(Written task)
Show each line from the listing that includes the word "housekeeping".

####

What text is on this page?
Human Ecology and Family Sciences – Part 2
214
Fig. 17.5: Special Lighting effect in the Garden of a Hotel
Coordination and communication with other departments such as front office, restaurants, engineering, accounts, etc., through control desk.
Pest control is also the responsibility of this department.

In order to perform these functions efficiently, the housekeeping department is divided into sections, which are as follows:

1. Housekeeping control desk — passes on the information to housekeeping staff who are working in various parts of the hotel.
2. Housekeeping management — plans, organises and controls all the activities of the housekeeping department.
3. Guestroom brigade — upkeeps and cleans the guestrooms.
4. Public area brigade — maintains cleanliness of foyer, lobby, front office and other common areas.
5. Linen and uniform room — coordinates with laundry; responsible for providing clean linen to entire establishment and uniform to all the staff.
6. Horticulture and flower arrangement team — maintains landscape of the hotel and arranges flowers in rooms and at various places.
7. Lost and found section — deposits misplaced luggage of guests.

####

(Written response)
In order to perform these functions efficiently, the housekeeping department is divided into sections, which are as follows:
1. Housekeeping control desk — passes on the information to housekeeping staff who are working in various parts of the hotel.
2. Housekeeping management — plans, organises and controls all the activities of the housekeeping department.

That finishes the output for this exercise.